The task. Transcribe the entries that follow exactly as they appear, minus pictures.

Raw data.
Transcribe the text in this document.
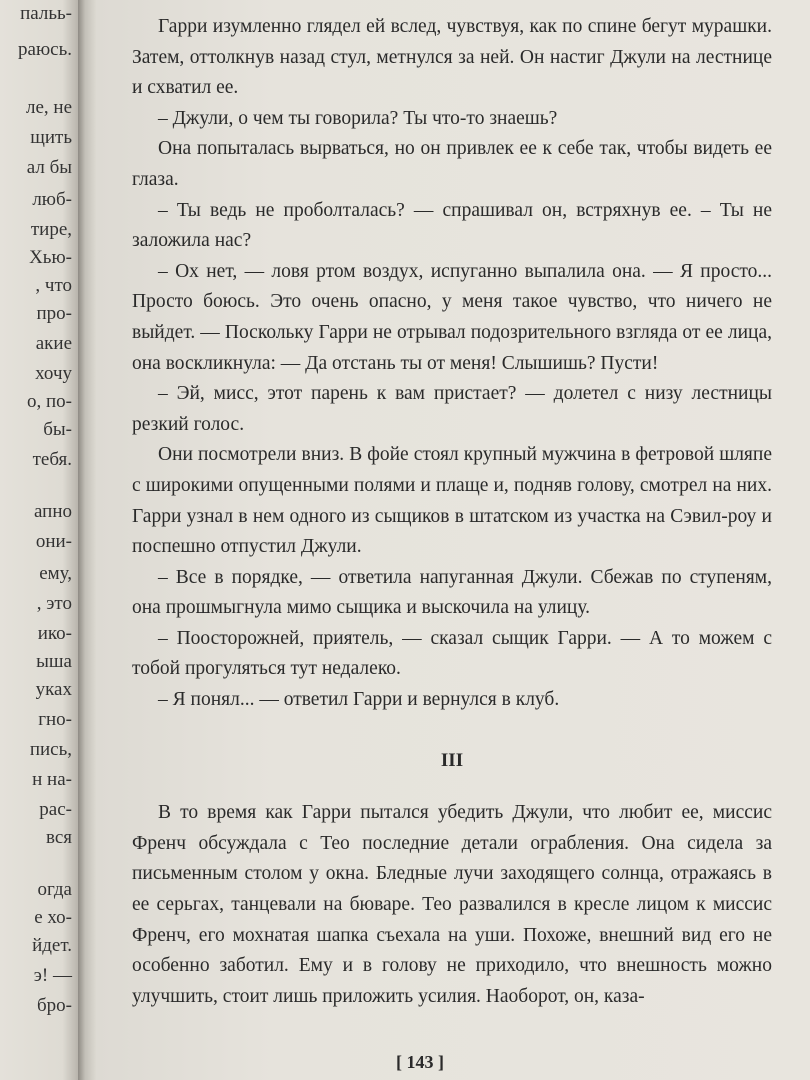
пальь-
раюсь.
ле, не
щить
ал бы
люб-
тире,
Хью-
, что
про-
акие
хочу
о, по-
бы-
тебя.
апно
они-
ему,
, это
ико-
ыша
уках
гно-
пись,
н на-
рас-
вся
огда
е хо-
йдет.
э! —
бро-

Гарри изумленно глядел ей вслед, чувствуя, как по спине бегут мурашки. Затем, оттолкнув назад стул, метнулся за ней. Он настиг Джули на лестнице и схватил ее.

– Джули, о чем ты говорила? Ты что-то знаешь?

Она попыталась вырваться, но он привлек ее к себе так, чтобы видеть ее глаза.

– Ты ведь не проболталась? — спрашивал он, встряхнув ее. – Ты не заложила нас?

– Ох нет, — ловя ртом воздух, испуганно выпалила она. — Я просто... Просто боюсь. Это очень опасно, у меня такое чувство, что ничего не выйдет. — Поскольку Гарри не отрывал подозрительного взгляда от ее лица, она воскликнула: — Да отстань ты от меня! Слышишь? Пусти!

– Эй, мисс, этот парень к вам пристает? — долетел с низу лестницы резкий голос.

Они посмотрели вниз. В фойе стоял крупный мужчина в фетровой шляпе с широкими опущенными полями и плаще и, подняв голову, смотрел на них. Гарри узнал в нем одного из сыщиков в штатском из участка на Сэвил-роу и поспешно отпустил Джули.

– Все в порядке, — ответила напуганная Джули. Сбежав по ступеням, она прошмыгнула мимо сыщика и выскочила на улицу.

– Поосторожней, приятель, — сказал сыщик Гарри. — А то можем с тобой прогуляться тут недалеко.

– Я понял... — ответил Гарри и вернулся в клуб.

III

В то время как Гарри пытался убедить Джули, что любит ее, миссис Френч обсуждала с Тео последние детали ограбления. Она сидела за письменным столом у окна. Бледные лучи заходящего солнца, отражаясь в ее серьгах, танцевали на бюваре. Тео развалился в кресле лицом к миссис Френч, его мохнатая шапка съехала на уши. Похоже, внешний вид его не особенно заботил. Ему и в голову не приходило, что внешность можно улучшить, стоит лишь приложить усилия. Наоборот, он, каза-

[ 143 ]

Result of this task.
Transcribe the text in this document.
пальь-
раюсь.
ле, не
щить
ал бы
люб-
тире,
Хью-
, что
про-
акие
хочу
о, по-
бы-
тебя.
апно
они-
ему,
, это
ико-
ыша
уках
гно-
пись,
н на-
рас-
вся
огда
е хо-
йдет.
э! —
бро-

Гарри изумленно глядел ей вслед, чувствуя, как по спине бегут мурашки. Затем, оттолкнув назад стул, метнулся за ней. Он настиг Джули на лестнице и схватил ее.

– Джули, о чем ты говорила? Ты что-то знаешь?

Она попыталась вырваться, но он привлек ее к себе так, чтобы видеть ее глаза.

– Ты ведь не проболталась? — спрашивал он, встряхнув ее. – Ты не заложила нас?

– Ох нет, — ловя ртом воздух, испуганно выпалила она. — Я просто... Просто боюсь. Это очень опасно, у меня такое чувство, что ничего не выйдет. — Поскольку Гарри не отрывал подозрительного взгляда от ее лица, она воскликнула: — Да отстань ты от меня! Слышишь? Пусти!

– Эй, мисс, этот парень к вам пристает? — долетел с низу лестницы резкий голос.

Они посмотрели вниз. В фойе стоял крупный мужчина в фетровой шляпе с широкими опущенными полями и плаще и, подняв голову, смотрел на них. Гарри узнал в нем одного из сыщиков в штатском из участка на Сэвил-роу и поспешно отпустил Джули.

– Все в порядке, — ответила напуганная Джули. Сбежав по ступеням, она прошмыгнула мимо сыщика и выскочила на улицу.

– Поосторожней, приятель, — сказал сыщик Гарри. — А то можем с тобой прогуляться тут недалеко.

– Я понял... — ответил Гарри и вернулся в клуб.

III

В то время как Гарри пытался убедить Джули, что любит ее, миссис Френч обсуждала с Тео последние детали ограбления. Она сидела за письменным столом у окна. Бледные лучи заходящего солнца, отражаясь в ее серьгах, танцевали на бюваре. Тео развалился в кресле лицом к миссис Френч, его мохнатая шапка съехала на уши. Похоже, внешний вид его не особенно заботил. Ему и в голову не приходило, что внешность можно улучшить, стоит лишь приложить усилия. Наоборот, он, каза-

[ 143 ]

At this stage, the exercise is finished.